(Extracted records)

++++++

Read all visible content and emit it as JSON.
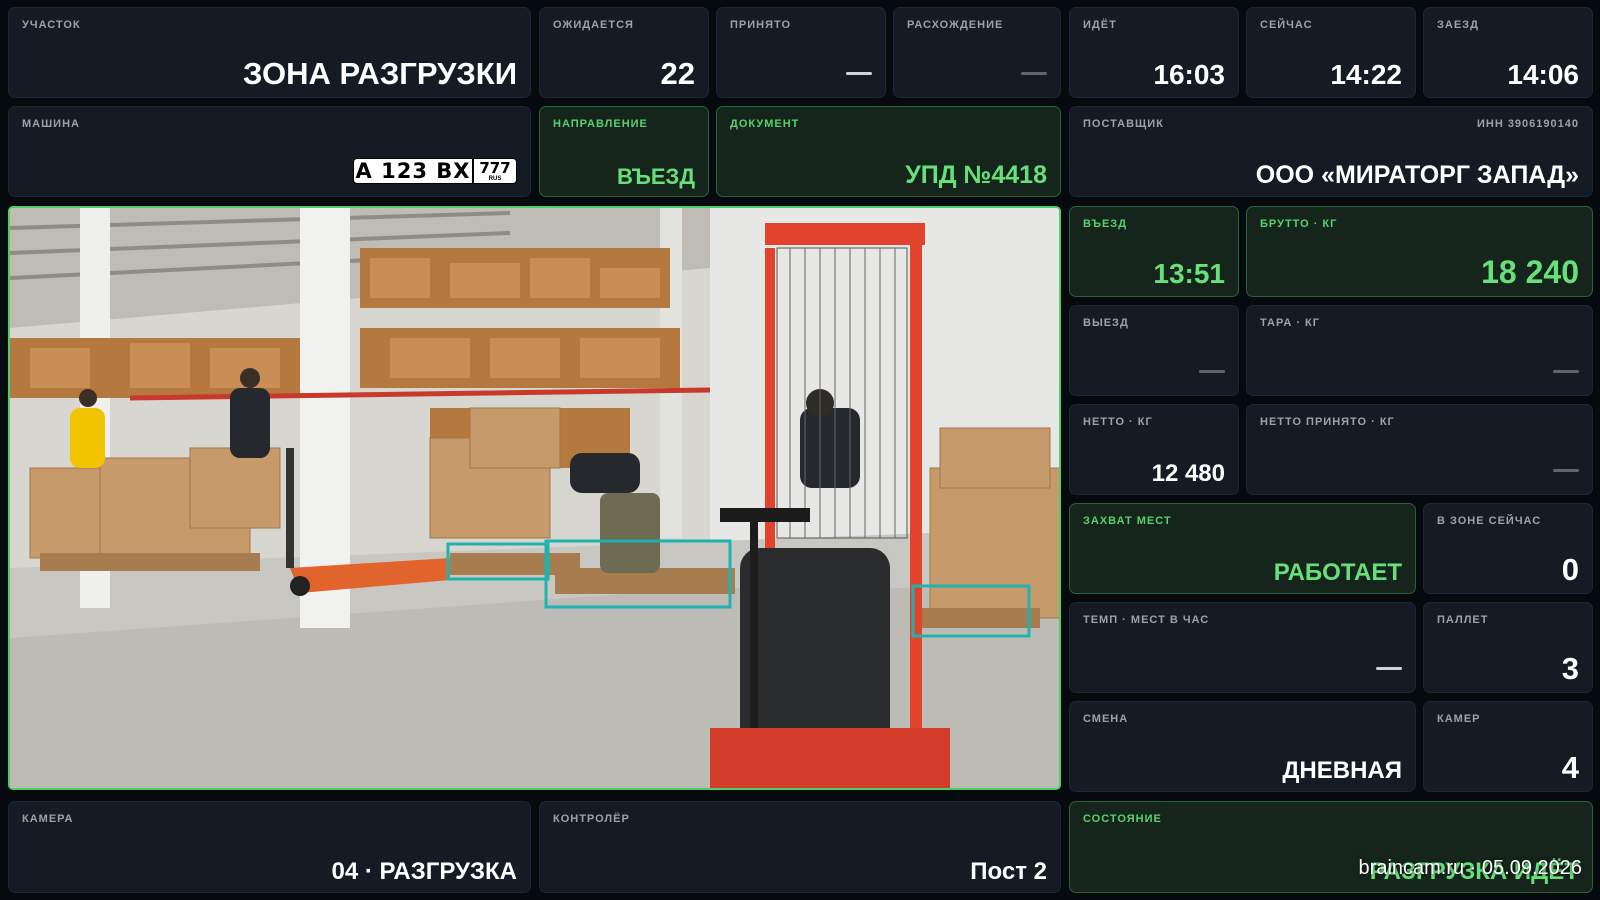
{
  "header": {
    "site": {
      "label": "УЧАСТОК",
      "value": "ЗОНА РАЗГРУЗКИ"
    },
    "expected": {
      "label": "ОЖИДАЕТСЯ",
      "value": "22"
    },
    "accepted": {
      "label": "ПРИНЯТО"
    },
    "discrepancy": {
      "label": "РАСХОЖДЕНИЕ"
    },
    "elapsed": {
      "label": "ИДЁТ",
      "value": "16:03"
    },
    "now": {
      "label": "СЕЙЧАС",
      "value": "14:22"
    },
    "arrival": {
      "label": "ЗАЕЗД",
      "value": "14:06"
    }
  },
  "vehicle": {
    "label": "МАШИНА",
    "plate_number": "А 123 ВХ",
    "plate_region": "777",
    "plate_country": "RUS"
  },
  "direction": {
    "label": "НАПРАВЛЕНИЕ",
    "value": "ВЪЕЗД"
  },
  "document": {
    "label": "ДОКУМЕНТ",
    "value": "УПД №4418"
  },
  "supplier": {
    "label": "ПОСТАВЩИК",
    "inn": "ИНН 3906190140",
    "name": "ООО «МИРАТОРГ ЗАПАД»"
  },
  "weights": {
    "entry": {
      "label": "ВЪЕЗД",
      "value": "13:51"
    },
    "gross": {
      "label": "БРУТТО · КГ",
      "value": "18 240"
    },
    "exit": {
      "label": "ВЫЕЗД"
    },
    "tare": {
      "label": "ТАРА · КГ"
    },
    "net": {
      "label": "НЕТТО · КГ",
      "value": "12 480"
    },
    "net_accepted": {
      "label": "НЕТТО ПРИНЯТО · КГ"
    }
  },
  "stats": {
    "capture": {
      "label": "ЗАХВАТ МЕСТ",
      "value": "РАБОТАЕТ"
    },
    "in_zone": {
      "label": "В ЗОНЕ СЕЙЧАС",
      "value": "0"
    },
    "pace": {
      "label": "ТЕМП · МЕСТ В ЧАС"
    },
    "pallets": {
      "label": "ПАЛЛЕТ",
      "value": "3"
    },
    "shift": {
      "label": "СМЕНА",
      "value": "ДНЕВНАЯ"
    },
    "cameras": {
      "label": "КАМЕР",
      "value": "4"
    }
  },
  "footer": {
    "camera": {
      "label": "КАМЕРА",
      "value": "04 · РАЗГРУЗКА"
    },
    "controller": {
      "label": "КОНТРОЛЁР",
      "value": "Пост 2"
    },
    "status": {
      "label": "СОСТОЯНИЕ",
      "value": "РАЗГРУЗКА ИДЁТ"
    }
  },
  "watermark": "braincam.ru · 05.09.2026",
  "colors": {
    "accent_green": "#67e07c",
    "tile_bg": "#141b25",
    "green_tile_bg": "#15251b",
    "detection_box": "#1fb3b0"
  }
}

++++++

▶ _REQUIREMENT_: Transcribe the preceding listing in its entirety and with exact wording, leaving out pictures.

▶ _RESPONSE TO THIS EXERCISE_:
Read all visible content and emit it as JSON.
{
  "header": {
    "site": {
      "label": "УЧАСТОК",
      "value": "ЗОНА РАЗГРУЗКИ"
    },
    "expected": {
      "label": "ОЖИДАЕТСЯ",
      "value": "22"
    },
    "accepted": {
      "label": "ПРИНЯТО"
    },
    "discrepancy": {
      "label": "РАСХОЖДЕНИЕ"
    },
    "elapsed": {
      "label": "ИДЁТ",
      "value": "16:03"
    },
    "now": {
      "label": "СЕЙЧАС",
      "value": "14:22"
    },
    "arrival": {
      "label": "ЗАЕЗД",
      "value": "14:06"
    }
  },
  "vehicle": {
    "label": "МАШИНА",
    "plate_number": "А 123 ВХ",
    "plate_region": "777",
    "plate_country": "RUS"
  },
  "direction": {
    "label": "НАПРАВЛЕНИЕ",
    "value": "ВЪЕЗД"
  },
  "document": {
    "label": "ДОКУМЕНТ",
    "value": "УПД №4418"
  },
  "supplier": {
    "label": "ПОСТАВЩИК",
    "inn": "ИНН 3906190140",
    "name": "ООО «МИРАТОРГ ЗАПАД»"
  },
  "weights": {
    "entry": {
      "label": "ВЪЕЗД",
      "value": "13:51"
    },
    "gross": {
      "label": "БРУТТО · КГ",
      "value": "18 240"
    },
    "exit": {
      "label": "ВЫЕЗД"
    },
    "tare": {
      "label": "ТАРА · КГ"
    },
    "net": {
      "label": "НЕТТО · КГ",
      "value": "12 480"
    },
    "net_accepted": {
      "label": "НЕТТО ПРИНЯТО · КГ"
    }
  },
  "stats": {
    "capture": {
      "label": "ЗАХВАТ МЕСТ",
      "value": "РАБОТАЕТ"
    },
    "in_zone": {
      "label": "В ЗОНЕ СЕЙЧАС",
      "value": "0"
    },
    "pace": {
      "label": "ТЕМП · МЕСТ В ЧАС"
    },
    "pallets": {
      "label": "ПАЛЛЕТ",
      "value": "3"
    },
    "shift": {
      "label": "СМЕНА",
      "value": "ДНЕВНАЯ"
    },
    "cameras": {
      "label": "КАМЕР",
      "value": "4"
    }
  },
  "footer": {
    "camera": {
      "label": "КАМЕРА",
      "value": "04 · РАЗГРУЗКА"
    },
    "controller": {
      "label": "КОНТРОЛЁР",
      "value": "Пост 2"
    },
    "status": {
      "label": "СОСТОЯНИЕ",
      "value": "РАЗГРУЗКА ИДЁТ"
    }
  },
  "watermark": "braincam.ru · 05.09.2026",
  "colors": {
    "accent_green": "#67e07c",
    "tile_bg": "#141b25",
    "green_tile_bg": "#15251b",
    "detection_box": "#1fb3b0"
  }
}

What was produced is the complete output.